>>

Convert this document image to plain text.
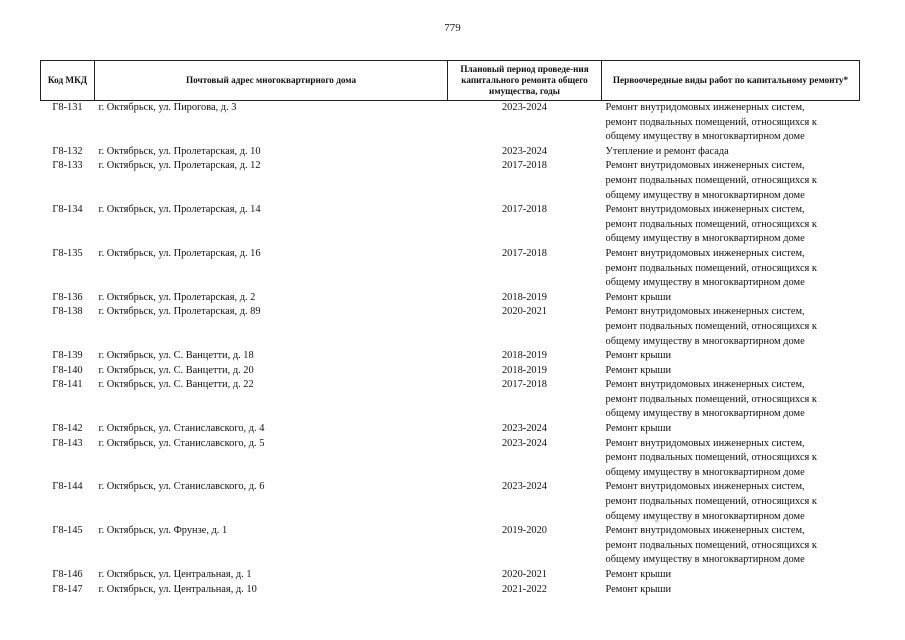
779
Код МКД	Почтовый адрес многоквартирного дома	Плановый период проведе-ния капитального ремонта общего имущества, годы	Первоочередные виды работ по капитальному ремонту*
Г8-131	г. Октябрьск, ул. Пирогова, д. 3	2023-2024	Ремонт внутридомовых инженерных систем,
ремонт подвальных помещений, относящихся к
общему имуществу в многоквартирном доме

Г8-132	г. Октябрьск, ул. Пролетарская, д. 10	2023-2024	Утепление и ремонт фасада

Г8-133	г. Октябрьск, ул. Пролетарская, д. 12	2017-2018	Ремонт внутридомовых инженерных систем,
ремонт подвальных помещений, относящихся к
общему имуществу в многоквартирном доме

Г8-134	г. Октябрьск, ул. Пролетарская, д. 14	2017-2018	Ремонт внутридомовых инженерных систем,
ремонт подвальных помещений, относящихся к
общему имуществу в многоквартирном доме

Г8-135	г. Октябрьск, ул. Пролетарская, д. 16	2017-2018	Ремонт внутридомовых инженерных систем,
ремонт подвальных помещений, относящихся к
общему имуществу в многоквартирном доме

Г8-136	г. Октябрьск, ул. Пролетарская, д. 2	2018-2019	Ремонт крыши

Г8-138	г. Октябрьск, ул. Пролетарская, д. 89	2020-2021	Ремонт внутридомовых инженерных систем,
ремонт подвальных помещений, относящихся к
общему имуществу в многоквартирном доме

Г8-139	г. Октябрьск, ул. С. Ванцетти, д. 18	2018-2019	Ремонт крыши

Г8-140	г. Октябрьск, ул. С. Ванцетти, д. 20	2018-2019	Ремонт крыши

Г8-141	г. Октябрьск, ул. С. Ванцетти, д. 22	2017-2018	Ремонт внутридомовых инженерных систем,
ремонт подвальных помещений, относящихся к
общему имуществу в многоквартирном доме

Г8-142	г. Октябрьск, ул. Станиславского, д. 4	2023-2024	Ремонт крыши

Г8-143	г. Октябрьск, ул. Станиславского, д. 5	2023-2024	Ремонт внутридомовых инженерных систем,
ремонт подвальных помещений, относящихся к
общему имуществу в многоквартирном доме

Г8-144	г. Октябрьск, ул. Станиславского, д. 6	2023-2024	Ремонт внутридомовых инженерных систем,
ремонт подвальных помещений, относящихся к
общему имуществу в многоквартирном доме

Г8-145	г. Октябрьск, ул. Фрунзе, д. 1	2019-2020	Ремонт внутридомовых инженерных систем,
ремонт подвальных помещений, относящихся к
общему имуществу в многоквартирном доме

Г8-146	г. Октябрьск, ул. Центральная, д. 1	2020-2021	Ремонт крыши

Г8-147	г. Октябрьск, ул. Центральная, д. 10	2021-2022	Ремонт крыши
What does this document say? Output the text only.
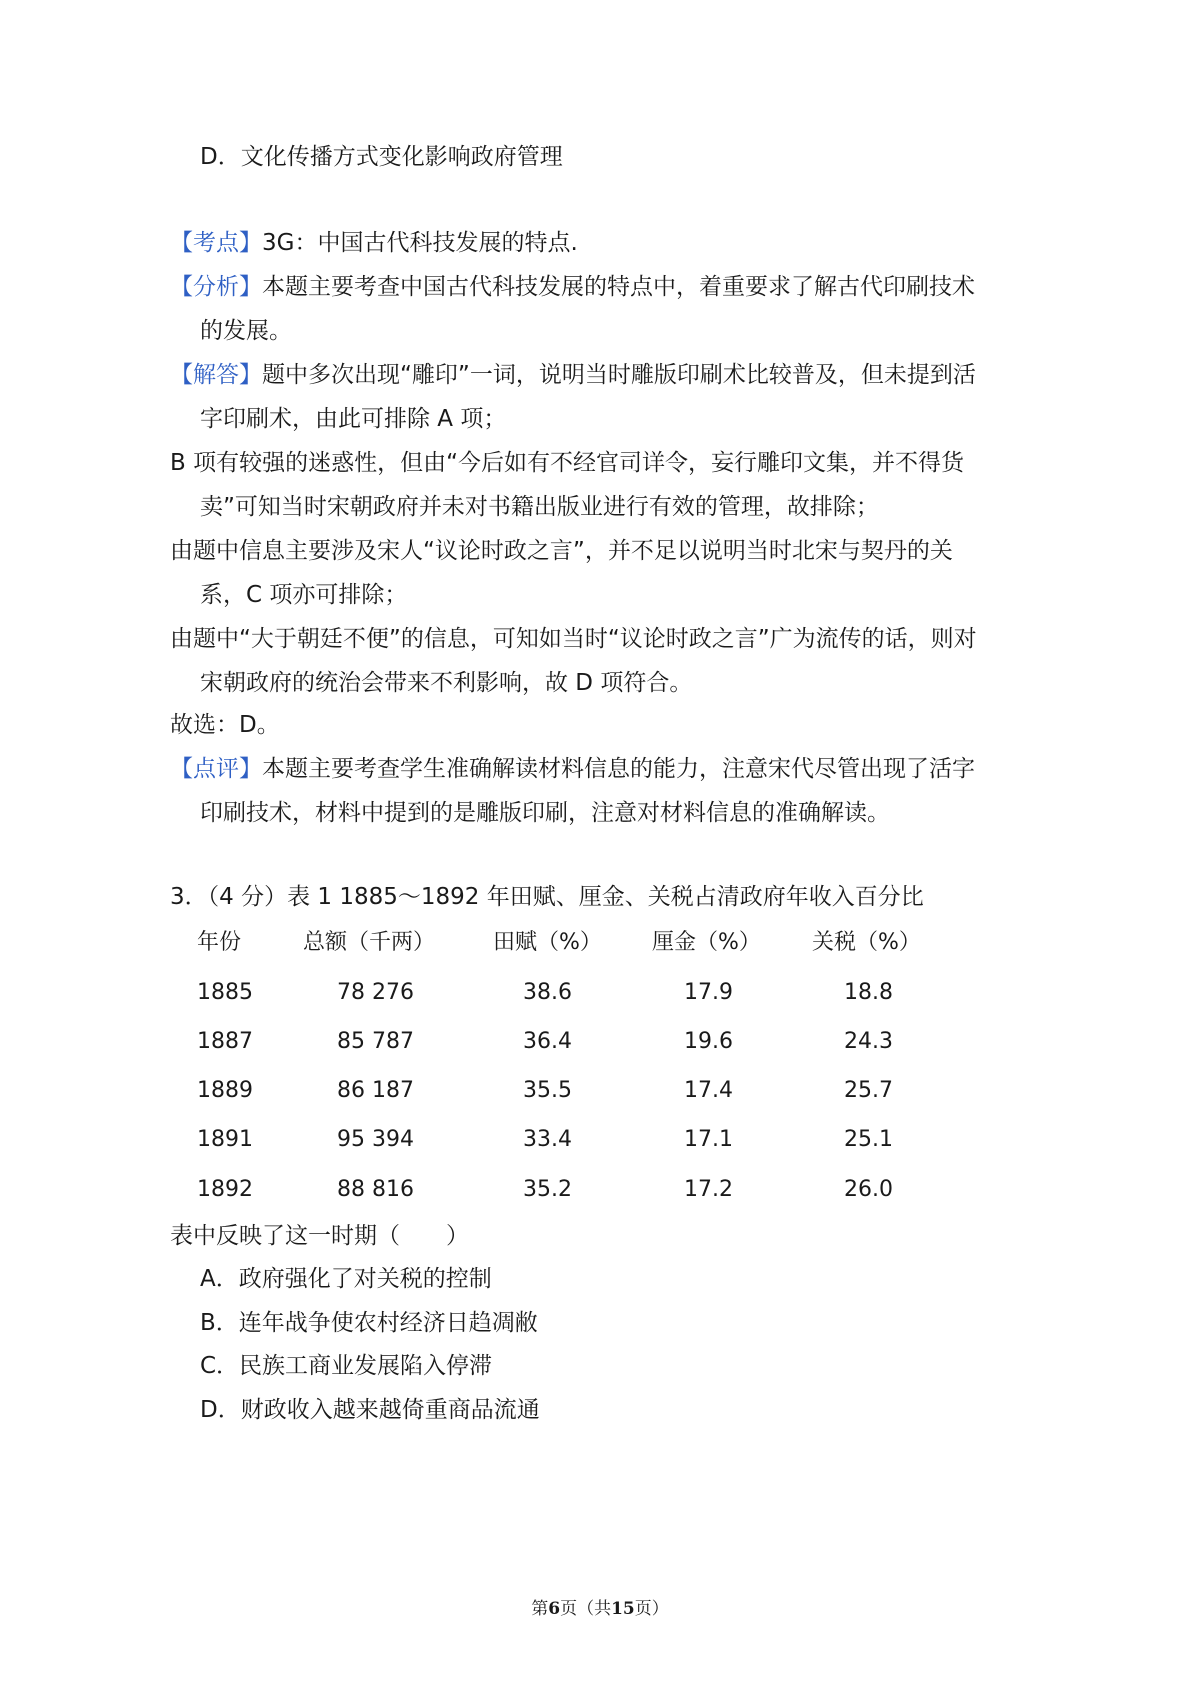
D．文化传播方式变化影响政府管理
【考点】3G：中国古代科技发展的特点.
【分析】本题主要考查中国古代科技发展的特点中，着重要求了解古代印刷技术
的发展。
【解答】题中多次出现“雕印”一词，说明当时雕版印刷术比较普及，但未提到活
字印刷术，由此可排除 A 项；
B 项有较强的迷惑性，但由“今后如有不经官司详令，妄行雕印文集，并不得货
卖”可知当时宋朝政府并未对书籍出版业进行有效的管理，故排除；
由题中信息主要涉及宋人“议论时政之言”，并不足以说明当时北宋与契丹的关
系，C 项亦可排除；
由题中“大于朝廷不便”的信息，可知如当时“议论时政之言”广为流传的话，则对
宋朝政府的统治会带来不利影响，故 D 项符合。
故选：D。
【点评】本题主要考查学生准确解读材料信息的能力，注意宋代尽管出现了活字
印刷技术，材料中提到的是雕版印刷，注意对材料信息的准确解读。
3．（4 分）表 1 1885～1892 年田赋、厘金、关税占清政府年收入百分比
年份	总额（千两）	田赋（%） 厘金（%） 关税（%）
1885	78 276	38.6	17.9	18.8
1887	85 787	36.4	19.6	24.3
1889	86 187	35.5	17.4	25.7
1891	95 394	33.4	17.1	25.1
1892	88 816	35.2	17.2	26.0
表中反映了这一时期（　　）
A．政府强化了对关税的控制
B．连年战争使农村经济日趋凋敝
C．民族工商业发展陷入停滞
D．财政收入越来越倚重商品流通
第6页（共15页）
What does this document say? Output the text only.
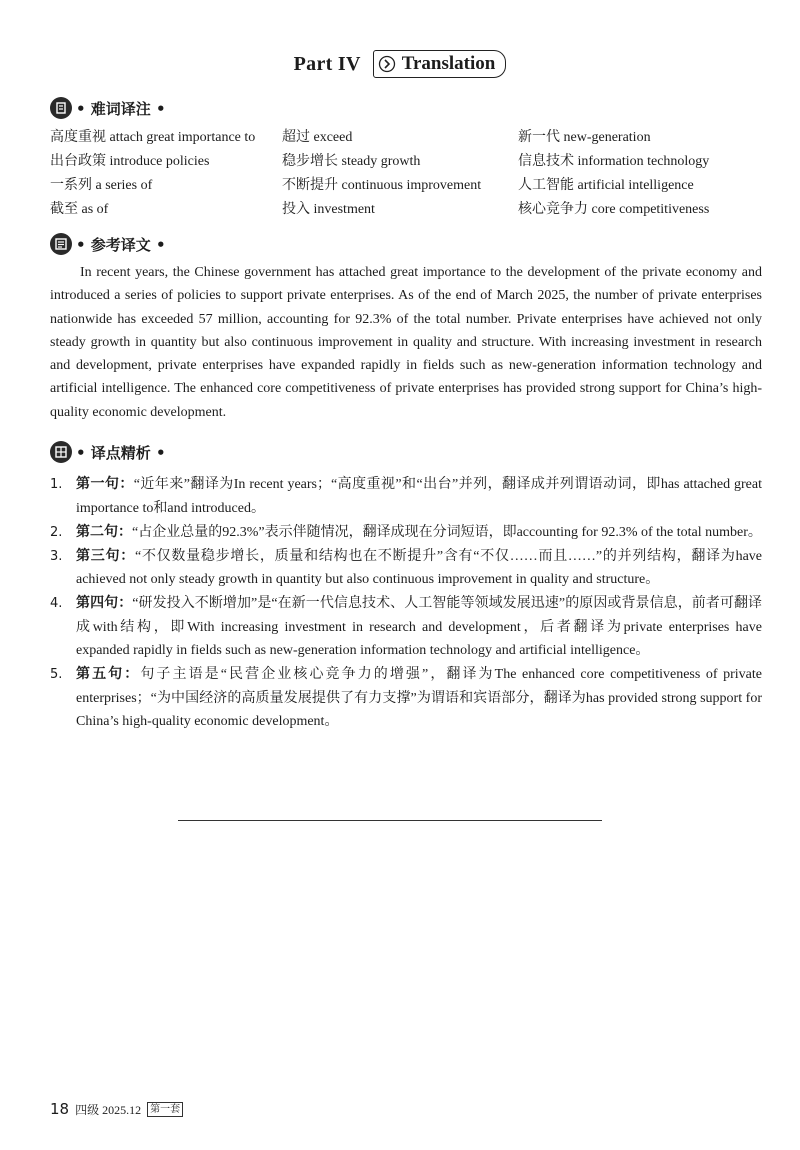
Part IV Translation
• 难词译注 •
高度重视 attach great importance to	超过 exceed	新一代 new-generation
出台政策 introduce policies	稳步增长 steady growth	信息技术 information technology
一系列 a series of	不断提升 continuous improvement	人工智能 artificial intelligence
截至 as of	投入 investment	核心竞争力 core competitiveness
• 参考译文 •

In recent years, the Chinese government has attached great importance to the development of the private economy and introduced a series of policies to support private enterprises. As of the end of March 2025, the number of private enterprises nationwide has exceeded 57 million, accounting for 92.3% of the total number. Private enterprises have achieved not only steady growth in quantity but also continuous improvement in quality and structure. With increasing investment in research and development, private enterprises have expanded rapidly in fields such as new-generation information technology and artificial intelligence. The enhanced core competitiveness of private enterprises has provided strong support for China’s high-quality economic development.

• 译点精析 •
1. 第一句：“近年来”翻译为In recent years；“高度重视”和“出台”并列，翻译成并列谓语动词，即has attached great importance to和and introduced。
2. 第二句：“占企业总量的92.3%”表示伴随情况，翻译成现在分词短语，即accounting for 92.3% of the total number。
3. 第三句：“不仅数量稳步增长，质量和结构也在不断提升”含有“不仅……而且……”的并列结构，翻译为have achieved not only steady growth in quantity but also continuous improvement in quality and structure。
4. 第四句：“研发投入不断增加”是“在新一代信息技术、人工智能等领域发展迅速”的原因或背景信息，前者可翻译成with结构，即With increasing investment in research and development，后者翻译为private enterprises have expanded rapidly in fields such as new-generation information technology and artificial intelligence。
5. 第五句：句子主语是“民营企业核心竞争力的增强”，翻译为The enhanced core competitiveness of private enterprises；“为中国经济的高质量发展提供了有力支撑”为谓语和宾语部分，翻译为has provided strong support for China’s high-quality economic development。
18 四级 2025.12 第一套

<<

◆ INSTRUCTIONS TO FOLLOW ◆
From the entries, report each line that includes the word "Центральная".

◆ WRITTEN REPLY ◆
Г8-146	г. Октябрьск, ул. Центральная, д. 1	2020-2021	Ремонт крыши
Г8-147	г. Октябрьск, ул. Центральная, д. 10	2021-2022	Ремонт крыши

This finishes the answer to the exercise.